> **Work to complete**: Each line that holds the word "komputer" is to be identified and copied.

> **Entries**:
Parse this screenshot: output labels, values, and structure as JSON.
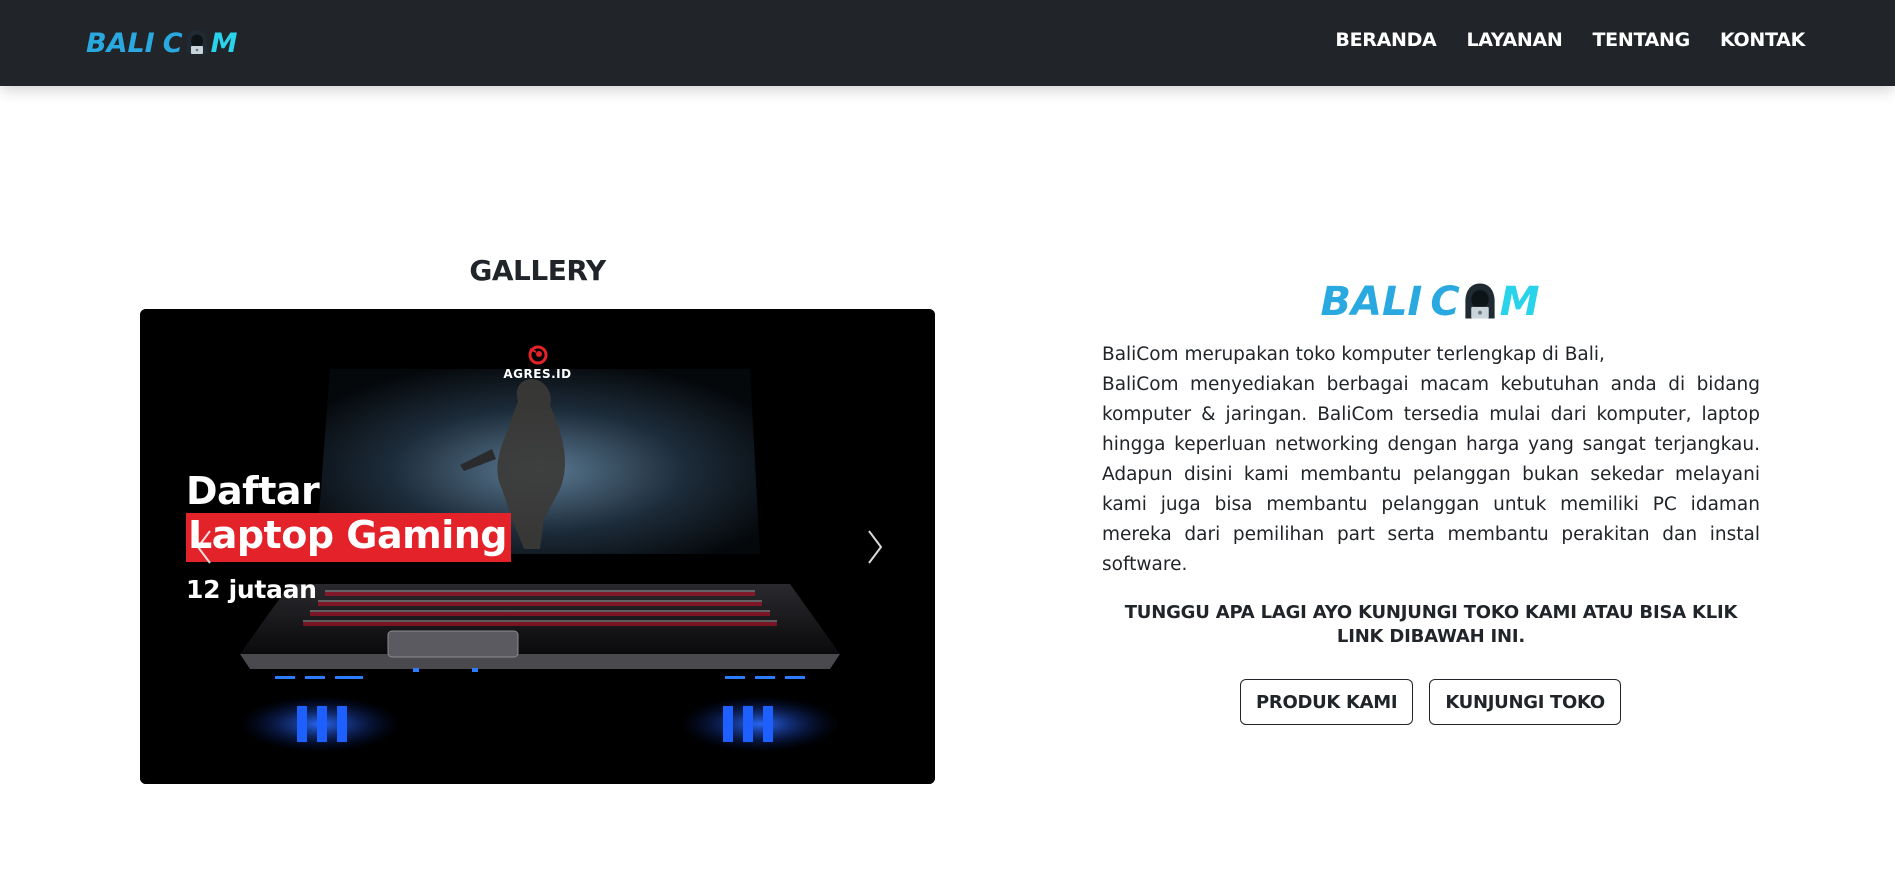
{
  "header": {
    "logo": {
      "part1": "BALI",
      "part2": "C",
      "part3": "M",
      "icon": "hacker-icon"
    },
    "nav": [
      {
        "label": "BERANDA"
      },
      {
        "label": "LAYANAN"
      },
      {
        "label": "TENTANG"
      },
      {
        "label": "KONTAK"
      }
    ]
  },
  "gallery": {
    "title": "GALLERY",
    "slide": {
      "brand": "AGRES.ID",
      "line1": "Daftar",
      "line2": "Laptop Gaming",
      "line3": "12 jutaan"
    },
    "controls": {
      "prev_icon": "chevron-left-icon",
      "next_icon": "chevron-right-icon"
    }
  },
  "about": {
    "logo": {
      "part1": "BALI",
      "part2": "C",
      "part3": "M"
    },
    "description_first": "BaliCom merupakan toko komputer terlengkap di Bali,",
    "description_rest": "BaliCom menyediakan berbagai macam kebutuhan anda di bidang komputer & jaringan. BaliCom tersedia mulai dari komputer, laptop hingga keperluan networking dengan harga yang sangat terjangkau. Adapun disini kami membantu pelanggan bukan sekedar melayani kami juga bisa membantu pelanggan untuk memiliki PC idaman mereka dari pemilihan part serta membantu perakitan dan instal software.",
    "cta": "TUNGGU APA LAGI AYO KUNJUNGI TOKO KAMI ATAU BISA KLIK LINK DIBAWAH INI.",
    "buttons": [
      {
        "label": "PRODUK KAMI"
      },
      {
        "label": "KUNJUNGI TOKO"
      }
    ]
  },
  "colors": {
    "navbar": "#212529",
    "logo_blue": "#29a9e0",
    "logo_cyan": "#29d3ea",
    "caption_red": "#e3222a"
  }
}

> **Expected answer**:
    "description_first": "BaliCom merupakan toko komputer terlengkap di Bali,",
    "description_rest": "BaliCom menyediakan berbagai macam kebutuhan anda di bidang komputer & jaringan. BaliCom tersedia mulai dari komputer, laptop hingga keperluan networking dengan harga yang sangat terjangkau. Adapun disini kami membantu pelanggan bukan sekedar melayani kami juga bisa membantu pelanggan untuk memiliki PC idaman mereka dari pemilihan part serta membantu perakitan dan instal software.",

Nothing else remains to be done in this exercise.